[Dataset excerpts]
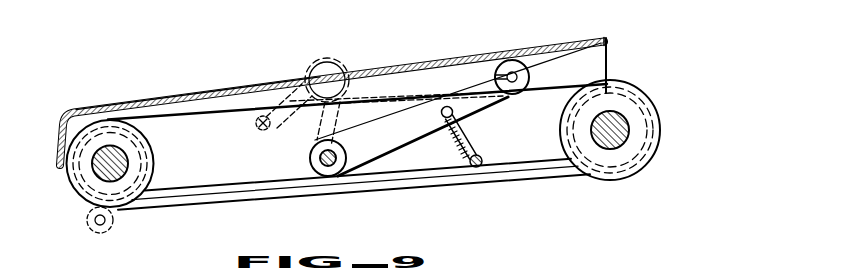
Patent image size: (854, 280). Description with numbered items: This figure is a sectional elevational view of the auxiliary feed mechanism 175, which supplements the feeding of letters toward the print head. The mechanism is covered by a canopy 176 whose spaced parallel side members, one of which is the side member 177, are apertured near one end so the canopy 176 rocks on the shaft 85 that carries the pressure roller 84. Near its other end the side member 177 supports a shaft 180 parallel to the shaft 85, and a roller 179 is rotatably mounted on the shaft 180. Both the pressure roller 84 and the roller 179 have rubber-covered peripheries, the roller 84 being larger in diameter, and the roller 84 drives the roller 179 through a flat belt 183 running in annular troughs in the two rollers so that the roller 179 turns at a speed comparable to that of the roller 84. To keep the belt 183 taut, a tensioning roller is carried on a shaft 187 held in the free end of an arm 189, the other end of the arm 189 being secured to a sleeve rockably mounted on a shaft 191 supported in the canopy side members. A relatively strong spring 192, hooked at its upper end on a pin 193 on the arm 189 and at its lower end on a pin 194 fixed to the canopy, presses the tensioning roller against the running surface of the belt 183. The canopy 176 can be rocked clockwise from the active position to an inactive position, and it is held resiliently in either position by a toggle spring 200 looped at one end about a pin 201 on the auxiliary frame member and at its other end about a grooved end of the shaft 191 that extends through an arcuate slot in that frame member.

The pressure roller 84 is at (652, 99).
The shaft 85 is at (621, 130).
The auxiliary feed mechanism 175 is at (436, 59).
The canopy 176 is at (208, 90).
The side member 177 is at (600, 57).
The roller 179 is at (151, 172).
The shaft 180 is at (123, 160).
The flat belt 183 is at (530, 177).
The shaft 187 is at (518, 76).
The arm 189 is at (381, 149).
The shaft 191 is at (320, 158).
The spring 192 is at (471, 134).
The pin 193 is at (442, 112).
The pin 194 is at (482, 160).
The toggle spring 200 is at (345, 63).
The pin 201 is at (257, 128).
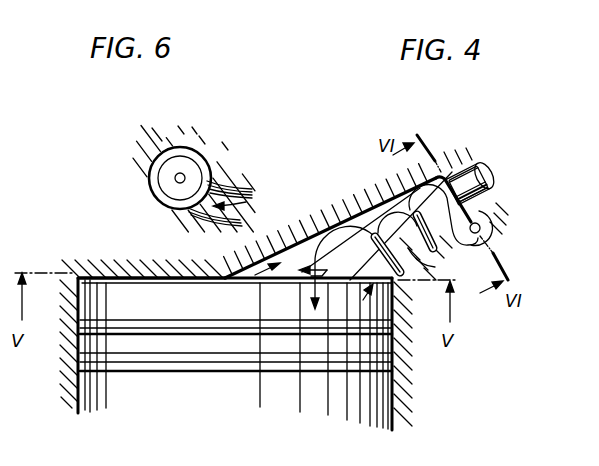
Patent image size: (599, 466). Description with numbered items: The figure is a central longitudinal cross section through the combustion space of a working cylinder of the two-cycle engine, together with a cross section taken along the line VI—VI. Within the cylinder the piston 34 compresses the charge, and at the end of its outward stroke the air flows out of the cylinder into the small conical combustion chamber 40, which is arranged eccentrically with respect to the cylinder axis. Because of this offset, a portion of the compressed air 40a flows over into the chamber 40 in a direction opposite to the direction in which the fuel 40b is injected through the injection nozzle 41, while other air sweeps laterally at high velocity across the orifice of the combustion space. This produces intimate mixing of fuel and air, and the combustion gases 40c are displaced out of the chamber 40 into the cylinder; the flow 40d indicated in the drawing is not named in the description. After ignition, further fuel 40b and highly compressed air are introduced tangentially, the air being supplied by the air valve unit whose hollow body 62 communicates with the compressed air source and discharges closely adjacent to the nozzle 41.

In FIG. 4, the piston 34 is at (152, 293).
In FIG. 4, the combustion chamber 40 is at (435, 267).
In FIG. 4, the portion of compressed air 40a is at (167, 277).
In FIG. 4, the fuel 40b is at (305, 236).
In FIG. 4, the combustion gases 40c is at (364, 302).
In FIG. 6, the roller with belt 40d is at (253, 200).
In FIG. 4, the roller with belt 40d is at (441, 172).
In FIG. 4, the injection nozzle 41 is at (497, 196).
In FIG. 4, the hollow body 62 is at (482, 228).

_Short task_:
Reproduce every line of the data above word for word, leaving out the pictures.

_Solution_:
Patent image size: (854, 280). Description with numbered items: This figure is a sectional elevational view of the auxiliary feed mechanism 175, which supplements the feeding of letters toward the print head. The mechanism is covered by a canopy 176 whose spaced parallel side members, one of which is the side member 177, are apertured near one end so the canopy 176 rocks on the shaft 85 that carries the pressure roller 84. Near its other end the side member 177 supports a shaft 180 parallel to the shaft 85, and a roller 179 is rotatably mounted on the shaft 180. Both the pressure roller 84 and the roller 179 have rubber-covered peripheries, the roller 84 being larger in diameter, and the roller 84 drives the roller 179 through a flat belt 183 running in annular troughs in the two rollers so that the roller 179 turns at a speed comparable to that of the roller 84. To keep the belt 183 taut, a tensioning roller is carried on a shaft 187 held in the free end of an arm 189, the other end of the arm 189 being secured to a sleeve rockably mounted on a shaft 191 supported in the canopy side members. A relatively strong spring 192, hooked at its upper end on a pin 193 on the arm 189 and at its lower end on a pin 194 fixed to the canopy, presses the tensioning roller against the running surface of the belt 183. The canopy 176 can be rocked clockwise from the active position to an inactive position, and it is held resiliently in either position by a toggle spring 200 looped at one end about a pin 201 on the auxiliary frame member and at its other end about a grooved end of the shaft 191 that extends through an arcuate slot in that frame member.

The pressure roller 84 is at (652, 99).
The shaft 85 is at (621, 130).
The auxiliary feed mechanism 175 is at (436, 59).
The canopy 176 is at (208, 90).
The side member 177 is at (600, 57).
The roller 179 is at (151, 172).
The shaft 180 is at (123, 160).
The flat belt 183 is at (530, 177).
The shaft 187 is at (518, 76).
The arm 189 is at (381, 149).
The shaft 191 is at (320, 158).
The spring 192 is at (471, 134).
The pin 193 is at (442, 112).
The pin 194 is at (482, 160).
The toggle spring 200 is at (345, 63).
The pin 201 is at (257, 128).
Patent image size: (599, 466). Description with numbered items: The figure is a central longitudinal cross section through the combustion space of a working cylinder of the two-cycle engine, together with a cross section taken along the line VI—VI. Within the cylinder the piston 34 compresses the charge, and at the end of its outward stroke the air flows out of the cylinder into the small conical combustion chamber 40, which is arranged eccentrically with respect to the cylinder axis. Because of this offset, a portion of the compressed air 40a flows over into the chamber 40 in a direction opposite to the direction in which the fuel 40b is injected through the injection nozzle 41, while other air sweeps laterally at high velocity across the orifice of the combustion space. This produces intimate mixing of fuel and air, and the combustion gases 40c are displaced out of the chamber 40 into the cylinder; the flow 40d indicated in the drawing is not named in the description. After ignition, further fuel 40b and highly compressed air are introduced tangentially, the air being supplied by the air valve unit whose hollow body 62 communicates with the compressed air source and discharges closely adjacent to the nozzle 41.

In FIG. 4, the piston 34 is at (152, 293).
In FIG. 4, the combustion chamber 40 is at (435, 267).
In FIG. 4, the portion of compressed air 40a is at (167, 277).
In FIG. 4, the fuel 40b is at (305, 236).
In FIG. 4, the combustion gases 40c is at (364, 302).
In FIG. 6, the roller with belt 40d is at (253, 200).
In FIG. 4, the roller with belt 40d is at (441, 172).
In FIG. 4, the injection nozzle 41 is at (497, 196).
In FIG. 4, the hollow body 62 is at (482, 228).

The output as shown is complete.